Identify all lines in the data containing the string "cells". Copy them out.
*** Opening of RECORDS SUPPLIED ***
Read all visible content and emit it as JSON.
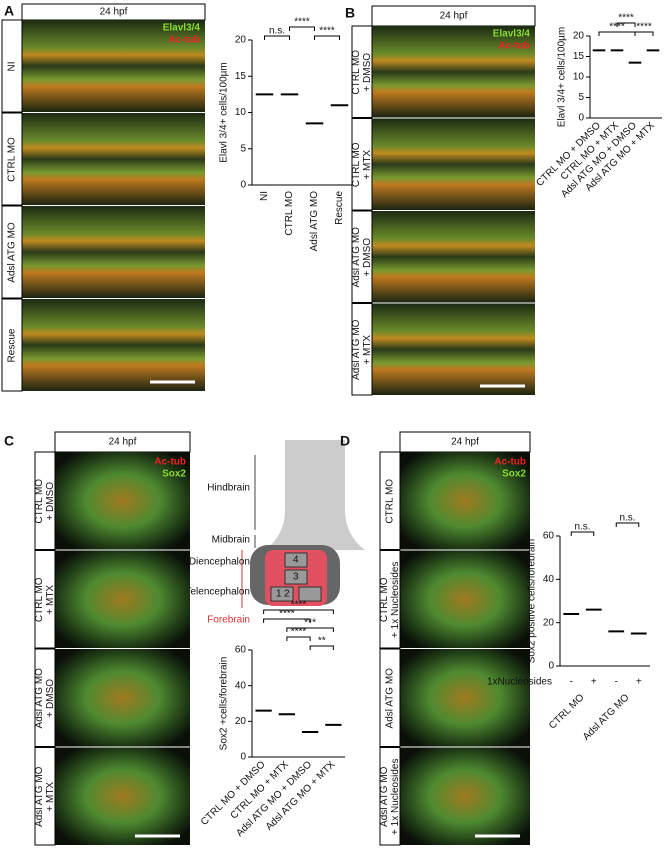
{
  "panels": [
    {
      "letter": "A",
      "time": "24 hpf",
      "legend": [
        "Elavl3/4",
        "Ac-tub"
      ],
      "rows": [
        [
          "NI"
        ],
        [
          "CTRL MO"
        ],
        [
          "Adsl ATG MO"
        ],
        [
          "Rescue"
        ]
      ]
    },
    {
      "letter": "B",
      "time": "24 hpf",
      "legend": [
        "Elavl3/4",
        "Ac-tub"
      ],
      "rows": [
        [
          "CTRL MO",
          "+ DMSO"
        ],
        [
          "CTRL MO",
          "+ MTX"
        ],
        [
          "Adsl ATG MO",
          "+ DMSO"
        ],
        [
          "Adsl ATG MO",
          "+ MTX"
        ]
      ]
    },
    {
      "letter": "C",
      "time": "24 hpf",
      "legend": [
        "Ac-tub",
        "Sox2"
      ],
      "rows": [
        [
          "CTRL MO",
          "+ DMSO"
        ],
        [
          "CTRL MO",
          "+ MTX"
        ],
        [
          "Adsl ATG MO",
          "+ DMSO"
        ],
        [
          "Adsl ATG MO",
          "+ MTX"
        ]
      ]
    },
    {
      "letter": "D",
      "time": "24 hpf",
      "legend": [
        "Ac-tub",
        "Sox2"
      ],
      "rows": [
        [
          "CTRL MO"
        ],
        [
          "CTRL MO",
          "+ 1x Nucleosides"
        ],
        [
          "Adsl ATG MO"
        ],
        [
          "Adsl ATG MO",
          "+ 1x Nucleosides"
        ]
      ]
    }
  ],
  "diagram": {
    "regions": [
      "Hindbrain",
      "Midbrain",
      "Diencephalon",
      "Telencephalon",
      "Forebrain"
    ],
    "numbers": [
      "1",
      "2",
      "3",
      "4"
    ]
  },
  "chart_data": [
    {
      "type": "dot",
      "ylabel": "Elavl 3/4+ cells/100µm",
      "categories": [
        "NI",
        "CTRL MO",
        "Adsl ATG MO",
        "Rescue"
      ],
      "values": [
        12.5,
        12.5,
        8.5,
        11
      ],
      "ylim": [
        0,
        20
      ],
      "yticks": [
        0,
        5,
        10,
        15,
        20
      ],
      "brackets": [
        {
          "from": 0,
          "to": 1,
          "label": "n.s."
        },
        {
          "from": 1,
          "to": 2,
          "label": "****"
        },
        {
          "from": 2,
          "to": 3,
          "label": "****"
        }
      ]
    },
    {
      "type": "dot",
      "ylabel": "Elavl 3/4+ cells/100µm",
      "categories": [
        "CTRL MO + DMSO",
        "CTRL MO + MTX",
        "Adsl ATG MO + DMSO",
        "Adsl ATG MO + MTX"
      ],
      "values": [
        16.5,
        16.5,
        13.5,
        16.5
      ],
      "ylim": [
        0,
        20
      ],
      "yticks": [
        0,
        5,
        10,
        15,
        20
      ],
      "brackets": [
        {
          "from": 0,
          "to": 2,
          "label": "****"
        },
        {
          "from": 1,
          "to": 2,
          "label": "****"
        },
        {
          "from": 2,
          "to": 3,
          "label": "****"
        }
      ]
    },
    {
      "type": "dot",
      "ylabel": "Sox2 +cells/forebrain",
      "categories": [
        "CTRL MO + DMSO",
        "CTRL MO + MTX",
        "Adsl ATG MO + DMSO",
        "Adsl ATG MO + MTX"
      ],
      "values": [
        26,
        24,
        14,
        18
      ],
      "ylim": [
        0,
        60
      ],
      "yticks": [
        0,
        20,
        40,
        60
      ],
      "brackets": [
        {
          "from": 0,
          "to": 3,
          "label": "****"
        },
        {
          "from": 0,
          "to": 2,
          "label": "****"
        },
        {
          "from": 1,
          "to": 3,
          "label": "***"
        },
        {
          "from": 1,
          "to": 2,
          "label": "****"
        },
        {
          "from": 2,
          "to": 3,
          "label": "**"
        }
      ]
    },
    {
      "type": "dot",
      "ylabel": "Sox2 positive cells/forebrain",
      "categories": [
        "-",
        "+",
        "-",
        "+"
      ],
      "values": [
        24,
        26,
        16,
        15
      ],
      "ylim": [
        0,
        60
      ],
      "yticks": [
        0,
        20,
        40,
        60
      ],
      "row_label": "1xNucleosides",
      "groups": [
        "CTRL MO",
        "Adsl ATG MO"
      ],
      "brackets": [
        {
          "from": 0,
          "to": 1,
          "label": "n.s."
        },
        {
          "from": 2,
          "to": 3,
          "label": "n.s."
        }
      ]
    }
  ]
}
*** Close of RECORDS SUPPLIED ***
# TASK ANSWER
      "ylabel": "Elavl 3/4+ cells/100µm",
      "ylabel": "Elavl 3/4+ cells/100µm",
      "ylabel": "Sox2 +cells/forebrain",
      "ylabel": "Sox2 positive cells/forebrain",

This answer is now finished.